■ Material to process

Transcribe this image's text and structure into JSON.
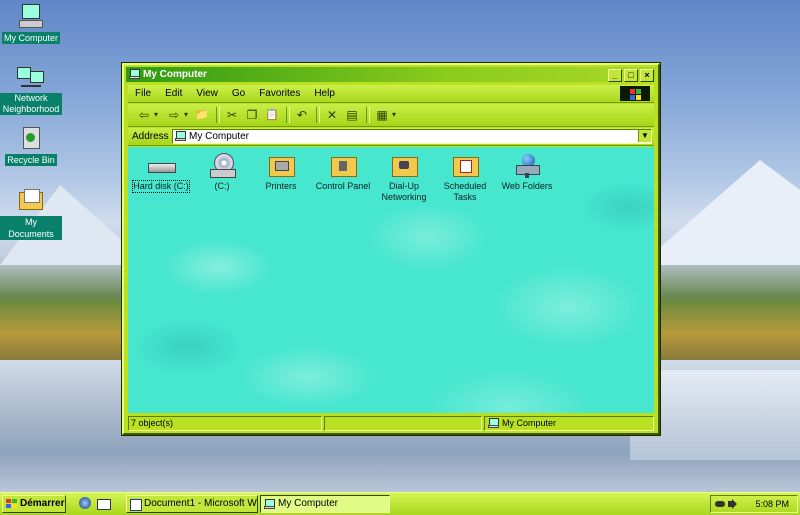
{
  "desktop": {
    "icons": [
      {
        "label": "My Computer",
        "icon": "computer-icon"
      },
      {
        "label": "Network Neighborhood",
        "icon": "network-icon"
      },
      {
        "label": "Recycle Bin",
        "icon": "recycle-bin-icon"
      },
      {
        "label": "My Documents",
        "icon": "folder-icon"
      }
    ]
  },
  "window": {
    "title": "My Computer",
    "buttons": {
      "minimize": "_",
      "maximize": "□",
      "close": "×"
    },
    "menu": [
      "File",
      "Edit",
      "View",
      "Go",
      "Favorites",
      "Help"
    ],
    "toolbar": {
      "back": "⇦",
      "back_drop": "▾",
      "forward": "⇨",
      "forward_drop": "▾",
      "up": "📁",
      "cut": "✂",
      "copy": "❐",
      "paste": "📋",
      "undo": "↶",
      "delete": "✕",
      "properties": "▤",
      "views": "▦",
      "views_drop": "▾"
    },
    "address": {
      "label": "Address",
      "value": "My Computer",
      "dropdown": "▼"
    },
    "items": [
      {
        "label": "Hard disk (C:)",
        "icon": "hard-disk-icon",
        "selected": true
      },
      {
        "label": "(C:)",
        "icon": "cd-drive-icon",
        "selected": false
      },
      {
        "label": "Printers",
        "icon": "printers-folder-icon",
        "selected": false
      },
      {
        "label": "Control Panel",
        "icon": "control-panel-folder-icon",
        "selected": false
      },
      {
        "label": "Dial-Up Networking",
        "icon": "dialup-folder-icon",
        "selected": false
      },
      {
        "label": "Scheduled Tasks",
        "icon": "scheduled-tasks-folder-icon",
        "selected": false
      },
      {
        "label": "Web Folders",
        "icon": "web-folders-icon",
        "selected": false
      }
    ],
    "status": {
      "count": "7 object(s)",
      "location": "My Computer"
    }
  },
  "taskbar": {
    "start_label": "Démarrer",
    "tasks": [
      {
        "label": "Document1 - Microsoft W...",
        "active": false
      },
      {
        "label": "My Computer",
        "active": true
      }
    ],
    "clock": "5:08 PM"
  },
  "colors": {
    "theme_accent": "#b9e021",
    "content_bg": "#46e6cf",
    "title_gradient_start": "#2f9a12"
  }
}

■ Written task
Return the full material word for word. Do not include the pictures.

■ Result of the task
Transcribe this image's text and structure into JSON.
{
  "desktop": {
    "icons": [
      {
        "label": "My Computer",
        "icon": "computer-icon"
      },
      {
        "label": "Network Neighborhood",
        "icon": "network-icon"
      },
      {
        "label": "Recycle Bin",
        "icon": "recycle-bin-icon"
      },
      {
        "label": "My Documents",
        "icon": "folder-icon"
      }
    ]
  },
  "window": {
    "title": "My Computer",
    "buttons": {
      "minimize": "_",
      "maximize": "□",
      "close": "×"
    },
    "menu": [
      "File",
      "Edit",
      "View",
      "Go",
      "Favorites",
      "Help"
    ],
    "toolbar": {
      "back": "⇦",
      "back_drop": "▾",
      "forward": "⇨",
      "forward_drop": "▾",
      "up": "📁",
      "cut": "✂",
      "copy": "❐",
      "paste": "📋",
      "undo": "↶",
      "delete": "✕",
      "properties": "▤",
      "views": "▦",
      "views_drop": "▾"
    },
    "address": {
      "label": "Address",
      "value": "My Computer",
      "dropdown": "▼"
    },
    "items": [
      {
        "label": "Hard disk (C:)",
        "icon": "hard-disk-icon",
        "selected": true
      },
      {
        "label": "(C:)",
        "icon": "cd-drive-icon",
        "selected": false
      },
      {
        "label": "Printers",
        "icon": "printers-folder-icon",
        "selected": false
      },
      {
        "label": "Control Panel",
        "icon": "control-panel-folder-icon",
        "selected": false
      },
      {
        "label": "Dial-Up Networking",
        "icon": "dialup-folder-icon",
        "selected": false
      },
      {
        "label": "Scheduled Tasks",
        "icon": "scheduled-tasks-folder-icon",
        "selected": false
      },
      {
        "label": "Web Folders",
        "icon": "web-folders-icon",
        "selected": false
      }
    ],
    "status": {
      "count": "7 object(s)",
      "location": "My Computer"
    }
  },
  "taskbar": {
    "start_label": "Démarrer",
    "tasks": [
      {
        "label": "Document1 - Microsoft W...",
        "active": false
      },
      {
        "label": "My Computer",
        "active": true
      }
    ],
    "clock": "5:08 PM"
  },
  "colors": {
    "theme_accent": "#b9e021",
    "content_bg": "#46e6cf",
    "title_gradient_start": "#2f9a12"
  }
}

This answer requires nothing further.